## START Record excerpts

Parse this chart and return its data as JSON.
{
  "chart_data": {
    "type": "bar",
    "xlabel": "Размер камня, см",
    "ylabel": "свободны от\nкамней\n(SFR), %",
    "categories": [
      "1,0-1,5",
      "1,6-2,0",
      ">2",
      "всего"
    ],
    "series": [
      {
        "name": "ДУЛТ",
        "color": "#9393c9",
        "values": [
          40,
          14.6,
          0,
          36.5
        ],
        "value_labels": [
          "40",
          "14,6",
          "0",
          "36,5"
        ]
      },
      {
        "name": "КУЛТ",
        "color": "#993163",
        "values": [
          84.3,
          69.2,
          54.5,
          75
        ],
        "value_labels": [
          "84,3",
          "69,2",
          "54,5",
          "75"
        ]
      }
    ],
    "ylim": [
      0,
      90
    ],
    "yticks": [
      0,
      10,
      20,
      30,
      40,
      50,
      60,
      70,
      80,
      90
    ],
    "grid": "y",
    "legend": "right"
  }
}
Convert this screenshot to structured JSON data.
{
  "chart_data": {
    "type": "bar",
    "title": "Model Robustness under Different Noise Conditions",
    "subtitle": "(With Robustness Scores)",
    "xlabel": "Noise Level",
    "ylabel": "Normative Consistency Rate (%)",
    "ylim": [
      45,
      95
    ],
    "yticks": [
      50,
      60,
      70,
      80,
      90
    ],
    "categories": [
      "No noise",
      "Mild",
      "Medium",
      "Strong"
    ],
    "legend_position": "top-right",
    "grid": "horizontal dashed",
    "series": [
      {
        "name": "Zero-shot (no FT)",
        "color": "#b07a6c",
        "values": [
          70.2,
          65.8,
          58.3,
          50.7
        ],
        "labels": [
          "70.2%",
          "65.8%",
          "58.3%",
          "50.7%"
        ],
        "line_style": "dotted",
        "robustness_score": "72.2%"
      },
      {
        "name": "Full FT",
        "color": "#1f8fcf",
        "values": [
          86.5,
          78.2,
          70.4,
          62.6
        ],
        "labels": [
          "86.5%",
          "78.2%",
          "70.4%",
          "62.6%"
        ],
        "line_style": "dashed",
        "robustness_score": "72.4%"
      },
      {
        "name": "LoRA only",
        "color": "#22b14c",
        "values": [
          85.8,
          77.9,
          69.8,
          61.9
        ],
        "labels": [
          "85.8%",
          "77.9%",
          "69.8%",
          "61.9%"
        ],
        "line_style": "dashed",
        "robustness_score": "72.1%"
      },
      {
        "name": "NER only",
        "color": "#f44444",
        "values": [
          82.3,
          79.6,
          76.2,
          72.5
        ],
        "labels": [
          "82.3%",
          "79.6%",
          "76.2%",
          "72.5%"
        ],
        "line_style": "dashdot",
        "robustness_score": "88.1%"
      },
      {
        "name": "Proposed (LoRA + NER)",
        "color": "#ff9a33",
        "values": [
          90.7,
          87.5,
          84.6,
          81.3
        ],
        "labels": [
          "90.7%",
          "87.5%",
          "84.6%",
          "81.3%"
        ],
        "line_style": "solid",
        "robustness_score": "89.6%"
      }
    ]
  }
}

## END Record excerpts

▶ _Given request_: Copy out all the entries shown above, character for character.

▶ _Full solution_:
Parse this chart and return its data as JSON.
{
  "chart_data": {
    "type": "bar",
    "xlabel": "Размер камня, см",
    "ylabel": "свободны от\nкамней\n(SFR), %",
    "categories": [
      "1,0-1,5",
      "1,6-2,0",
      ">2",
      "всего"
    ],
    "series": [
      {
        "name": "ДУЛТ",
        "color": "#9393c9",
        "values": [
          40,
          14.6,
          0,
          36.5
        ],
        "value_labels": [
          "40",
          "14,6",
          "0",
          "36,5"
        ]
      },
      {
        "name": "КУЛТ",
        "color": "#993163",
        "values": [
          84.3,
          69.2,
          54.5,
          75
        ],
        "value_labels": [
          "84,3",
          "69,2",
          "54,5",
          "75"
        ]
      }
    ],
    "ylim": [
      0,
      90
    ],
    "yticks": [
      0,
      10,
      20,
      30,
      40,
      50,
      60,
      70,
      80,
      90
    ],
    "grid": "y",
    "legend": "right"
  }
}
Convert this screenshot to structured JSON data.
{
  "chart_data": {
    "type": "bar",
    "title": "Model Robustness under Different Noise Conditions",
    "subtitle": "(With Robustness Scores)",
    "xlabel": "Noise Level",
    "ylabel": "Normative Consistency Rate (%)",
    "ylim": [
      45,
      95
    ],
    "yticks": [
      50,
      60,
      70,
      80,
      90
    ],
    "categories": [
      "No noise",
      "Mild",
      "Medium",
      "Strong"
    ],
    "legend_position": "top-right",
    "grid": "horizontal dashed",
    "series": [
      {
        "name": "Zero-shot (no FT)",
        "color": "#b07a6c",
        "values": [
          70.2,
          65.8,
          58.3,
          50.7
        ],
        "labels": [
          "70.2%",
          "65.8%",
          "58.3%",
          "50.7%"
        ],
        "line_style": "dotted",
        "robustness_score": "72.2%"
      },
      {
        "name": "Full FT",
        "color": "#1f8fcf",
        "values": [
          86.5,
          78.2,
          70.4,
          62.6
        ],
        "labels": [
          "86.5%",
          "78.2%",
          "70.4%",
          "62.6%"
        ],
        "line_style": "dashed",
        "robustness_score": "72.4%"
      },
      {
        "name": "LoRA only",
        "color": "#22b14c",
        "values": [
          85.8,
          77.9,
          69.8,
          61.9
        ],
        "labels": [
          "85.8%",
          "77.9%",
          "69.8%",
          "61.9%"
        ],
        "line_style": "dashed",
        "robustness_score": "72.1%"
      },
      {
        "name": "NER only",
        "color": "#f44444",
        "values": [
          82.3,
          79.6,
          76.2,
          72.5
        ],
        "labels": [
          "82.3%",
          "79.6%",
          "76.2%",
          "72.5%"
        ],
        "line_style": "dashdot",
        "robustness_score": "88.1%"
      },
      {
        "name": "Proposed (LoRA + NER)",
        "color": "#ff9a33",
        "values": [
          90.7,
          87.5,
          84.6,
          81.3
        ],
        "labels": [
          "90.7%",
          "87.5%",
          "84.6%",
          "81.3%"
        ],
        "line_style": "solid",
        "robustness_score": "89.6%"
      }
    ]
  }
}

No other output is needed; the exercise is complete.